___ Record list

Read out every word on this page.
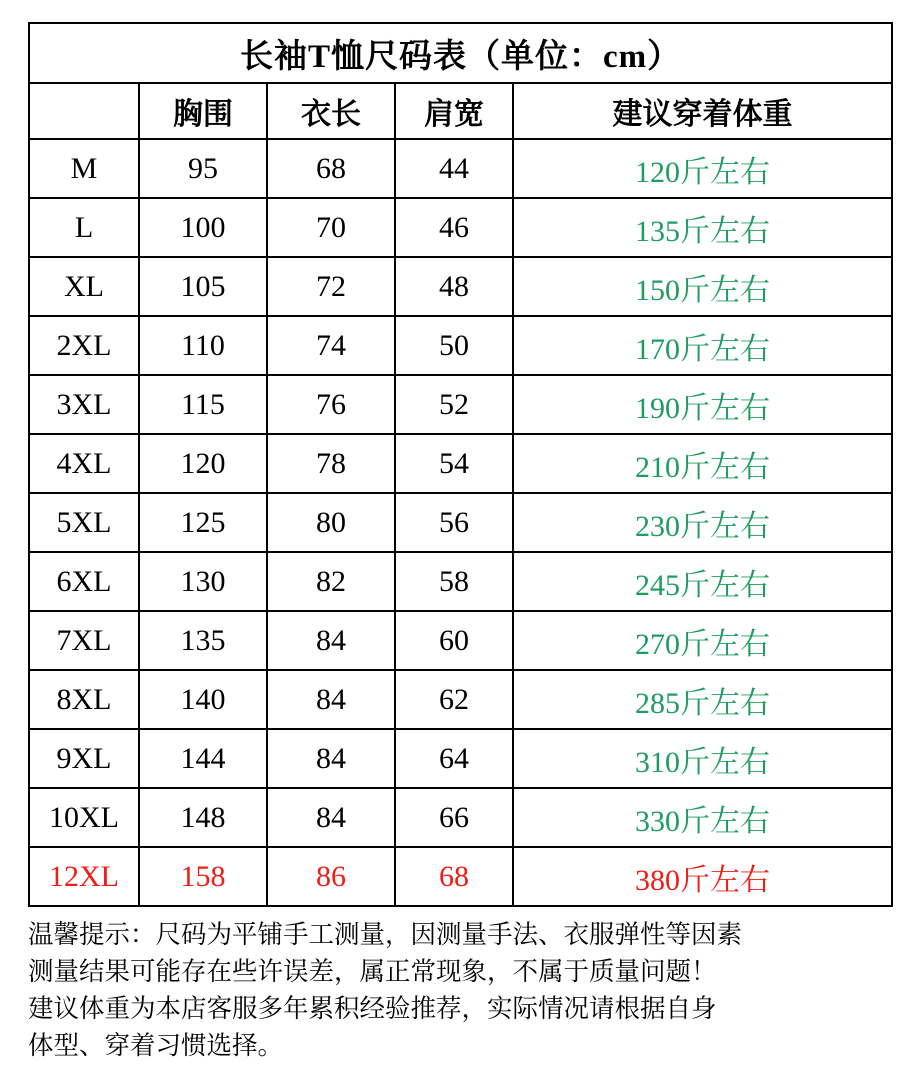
长袖T恤尺码表（单位：cm）				
	胸围	衣长	肩宽	建议穿着体重
M	95	68	44	120斤左右
L	100	70	46	135斤左右
XL	105	72	48	150斤左右
2XL	110	74	50	170斤左右
3XL	115	76	52	190斤左右
4XL	120	78	54	210斤左右
5XL	125	80	56	230斤左右
6XL	130	82	58	245斤左右
7XL	135	84	60	270斤左右
8XL	140	84	62	285斤左右
9XL	144	84	64	310斤左右
10XL	148	84	66	330斤左右
12XL	158	86	68	380斤左右

温馨提示：尺码为平铺手工测量，因测量手法、衣服弹性等因素

测量结果可能存在些许误差，属正常现象，不属于质量问题！

建议体重为本店客服多年累积经验推荐，实际情况请根据自身

体型、穿着习惯选择。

______

> _What you should do_: Write out the full listing verbatim, excluding its pictures.

> _Result_:
Read out every word on this page.
长袖T恤尺码表（单位：cm）				
	胸围	衣长	肩宽	建议穿着体重
M	95	68	44	120斤左右
L	100	70	46	135斤左右
XL	105	72	48	150斤左右
2XL	110	74	50	170斤左右
3XL	115	76	52	190斤左右
4XL	120	78	54	210斤左右
5XL	125	80	56	230斤左右
6XL	130	82	58	245斤左右
7XL	135	84	60	270斤左右
8XL	140	84	62	285斤左右
9XL	144	84	64	310斤左右
10XL	148	84	66	330斤左右
12XL	158	86	68	380斤左右

温馨提示：尺码为平铺手工测量，因测量手法、衣服弹性等因素

测量结果可能存在些许误差，属正常现象，不属于质量问题！

建议体重为本店客服多年累积经验推荐，实际情况请根据自身

体型、穿着习惯选择。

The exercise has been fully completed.